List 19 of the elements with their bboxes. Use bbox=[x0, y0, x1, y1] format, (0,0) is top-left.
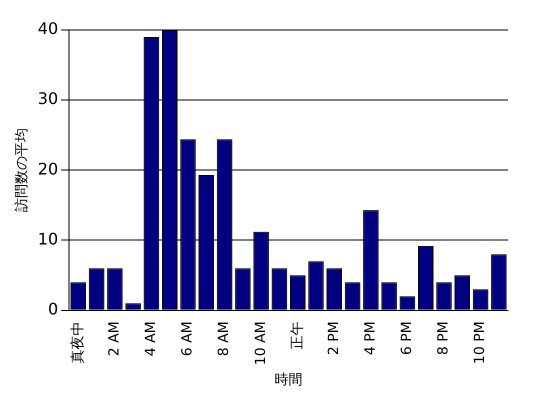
x-tick-label: 8 PM bbox=[436, 321, 452, 356]
x-axis-title: 時間 bbox=[274, 372, 303, 388]
y-axis-title: 訪問数の平均 bbox=[14, 128, 30, 212]
x-tick-label: 4 PM bbox=[362, 321, 379, 356]
x-tick-label: 2 AM bbox=[106, 321, 123, 356]
y-tick-label: 40 bbox=[38, 19, 58, 38]
x-tick-label: 正午 bbox=[289, 321, 306, 350]
x-tick-label: 4 AM bbox=[143, 321, 160, 356]
y-tick-label: 0 bbox=[48, 299, 58, 318]
x-tick-label: 6 AM bbox=[180, 321, 196, 356]
x-tick-label: 8 AM bbox=[216, 321, 232, 356]
x-tick-label: 真夜中 bbox=[70, 321, 86, 364]
x-tick-label: 2 PM bbox=[326, 321, 342, 356]
y-tick-label: 30 bbox=[38, 89, 58, 108]
x-tick-label: 6 PM bbox=[399, 321, 416, 356]
y-tick-label: 20 bbox=[38, 159, 58, 178]
x-tick-label: 10 PM bbox=[472, 321, 488, 364]
x-tick-label: 10 AM bbox=[252, 321, 269, 366]
y-tick-label: 10 bbox=[38, 229, 58, 248]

*-*-*

• YOUR TASK:
Rewrite everything in the data from the line containing "x-tick-label: 8 PM bbox=[436, 321, 452, 356]" down to the line containing "x-tick-label: 正午 bbox=[289, 321, 306, 350]", substituting "x-axis-label" for "x-tick-label" wherever it occurs and leaving all else unchanged.

• ANSWER FOR THIS EXERCISE:
x-axis-label: 8 PM bbox=[436, 321, 452, 356]
x-axis-title: 時間 bbox=[274, 372, 303, 388]
y-axis-title: 訪問数の平均 bbox=[14, 128, 30, 212]
x-axis-label: 4 PM bbox=[362, 321, 379, 356]
x-axis-label: 2 AM bbox=[106, 321, 123, 356]
y-tick-label: 40 bbox=[38, 19, 58, 38]
x-axis-label: 正午 bbox=[289, 321, 306, 350]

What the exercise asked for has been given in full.